Work request: The expected output is every line of the data exactly as shown, minus the images.

Stored dataset items:
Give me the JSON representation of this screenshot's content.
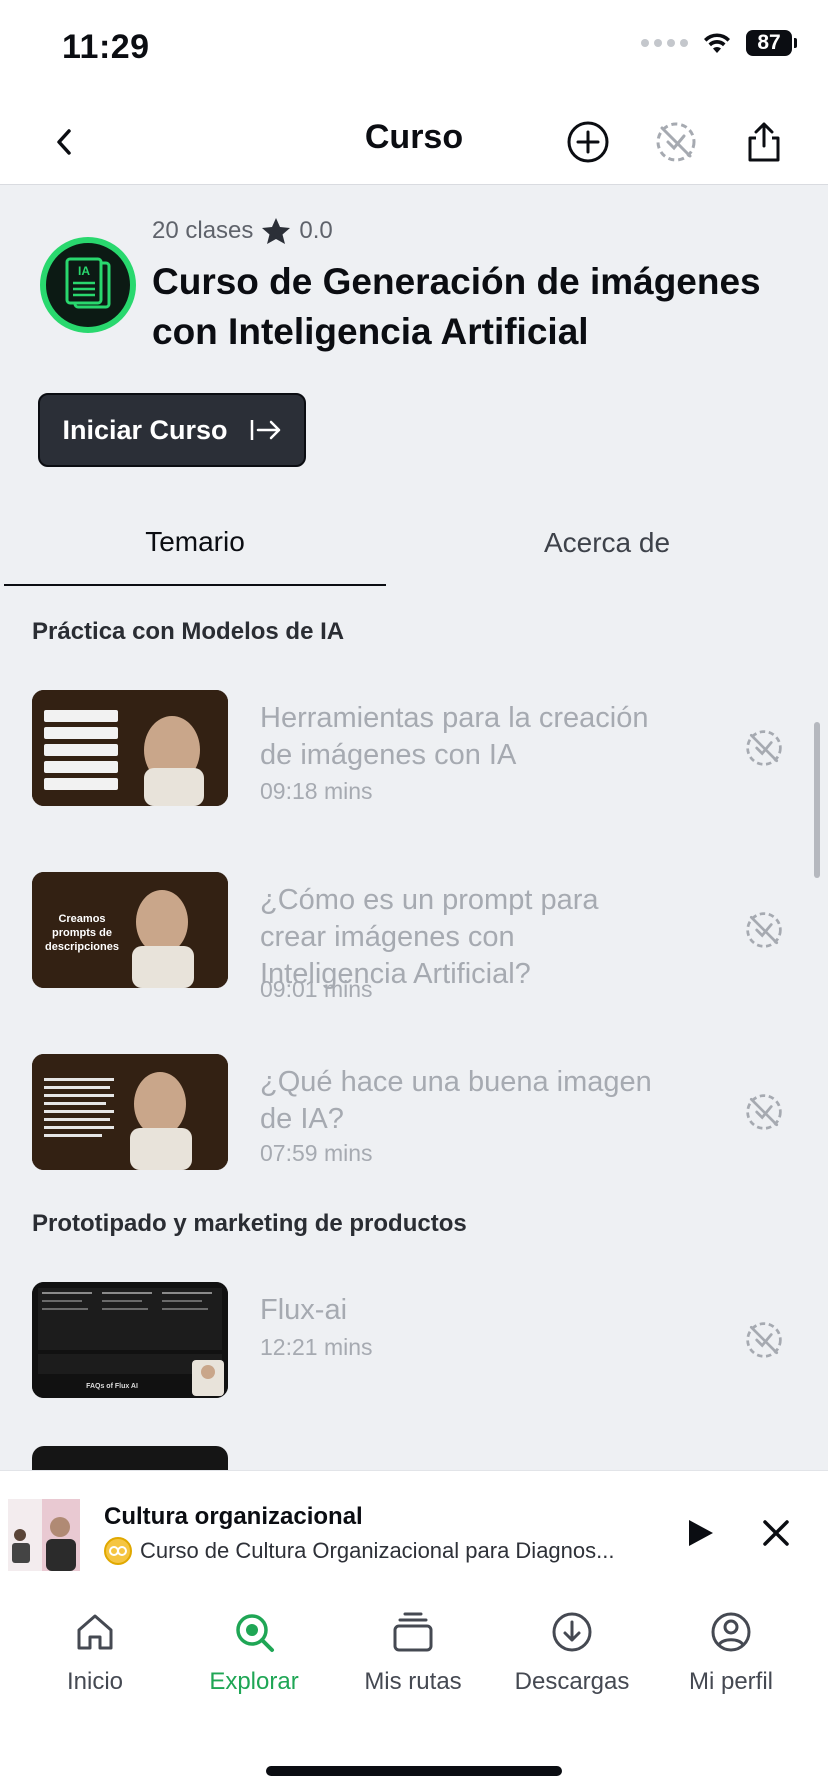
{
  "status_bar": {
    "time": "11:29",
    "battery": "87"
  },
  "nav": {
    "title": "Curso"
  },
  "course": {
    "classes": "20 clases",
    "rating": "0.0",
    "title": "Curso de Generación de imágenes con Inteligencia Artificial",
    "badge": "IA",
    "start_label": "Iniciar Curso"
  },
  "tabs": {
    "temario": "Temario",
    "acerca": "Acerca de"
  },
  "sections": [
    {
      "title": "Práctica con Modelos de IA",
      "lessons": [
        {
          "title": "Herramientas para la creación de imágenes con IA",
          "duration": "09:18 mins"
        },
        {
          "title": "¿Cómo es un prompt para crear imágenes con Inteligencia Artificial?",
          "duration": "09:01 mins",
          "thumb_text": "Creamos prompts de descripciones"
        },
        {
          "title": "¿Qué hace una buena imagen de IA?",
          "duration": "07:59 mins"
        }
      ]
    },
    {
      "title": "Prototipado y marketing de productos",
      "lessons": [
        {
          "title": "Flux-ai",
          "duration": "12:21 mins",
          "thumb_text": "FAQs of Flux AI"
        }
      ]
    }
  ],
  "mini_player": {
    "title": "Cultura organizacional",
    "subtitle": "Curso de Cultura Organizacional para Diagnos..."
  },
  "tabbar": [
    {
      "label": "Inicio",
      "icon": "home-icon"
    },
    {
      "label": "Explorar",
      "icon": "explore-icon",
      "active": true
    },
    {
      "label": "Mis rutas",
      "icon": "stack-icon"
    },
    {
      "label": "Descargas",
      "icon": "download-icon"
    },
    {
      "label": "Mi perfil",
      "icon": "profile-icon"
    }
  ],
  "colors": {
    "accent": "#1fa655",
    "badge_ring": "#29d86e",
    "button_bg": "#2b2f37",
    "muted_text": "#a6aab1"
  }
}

Your solution:
Give me the JSON representation of this screenshot's content.
{
  "status_bar": {
    "time": "11:29",
    "battery": "87"
  },
  "nav": {
    "title": "Curso"
  },
  "course": {
    "classes": "20 clases",
    "rating": "0.0",
    "title": "Curso de Generación de imágenes con Inteligencia Artificial",
    "badge": "IA",
    "start_label": "Iniciar Curso"
  },
  "tabs": {
    "temario": "Temario",
    "acerca": "Acerca de"
  },
  "sections": [
    {
      "title": "Práctica con Modelos de IA",
      "lessons": [
        {
          "title": "Herramientas para la creación de imágenes con IA",
          "duration": "09:18 mins"
        },
        {
          "title": "¿Cómo es un prompt para crear imágenes con Inteligencia Artificial?",
          "duration": "09:01 mins",
          "thumb_text": "Creamos prompts de descripciones"
        },
        {
          "title": "¿Qué hace una buena imagen de IA?",
          "duration": "07:59 mins"
        }
      ]
    },
    {
      "title": "Prototipado y marketing de productos",
      "lessons": [
        {
          "title": "Flux-ai",
          "duration": "12:21 mins",
          "thumb_text": "FAQs of Flux AI"
        }
      ]
    }
  ],
  "mini_player": {
    "title": "Cultura organizacional",
    "subtitle": "Curso de Cultura Organizacional para Diagnos..."
  },
  "tabbar": [
    {
      "label": "Inicio",
      "icon": "home-icon"
    },
    {
      "label": "Explorar",
      "icon": "explore-icon",
      "active": true
    },
    {
      "label": "Mis rutas",
      "icon": "stack-icon"
    },
    {
      "label": "Descargas",
      "icon": "download-icon"
    },
    {
      "label": "Mi perfil",
      "icon": "profile-icon"
    }
  ],
  "colors": {
    "accent": "#1fa655",
    "badge_ring": "#29d86e",
    "button_bg": "#2b2f37",
    "muted_text": "#a6aab1"
  }
}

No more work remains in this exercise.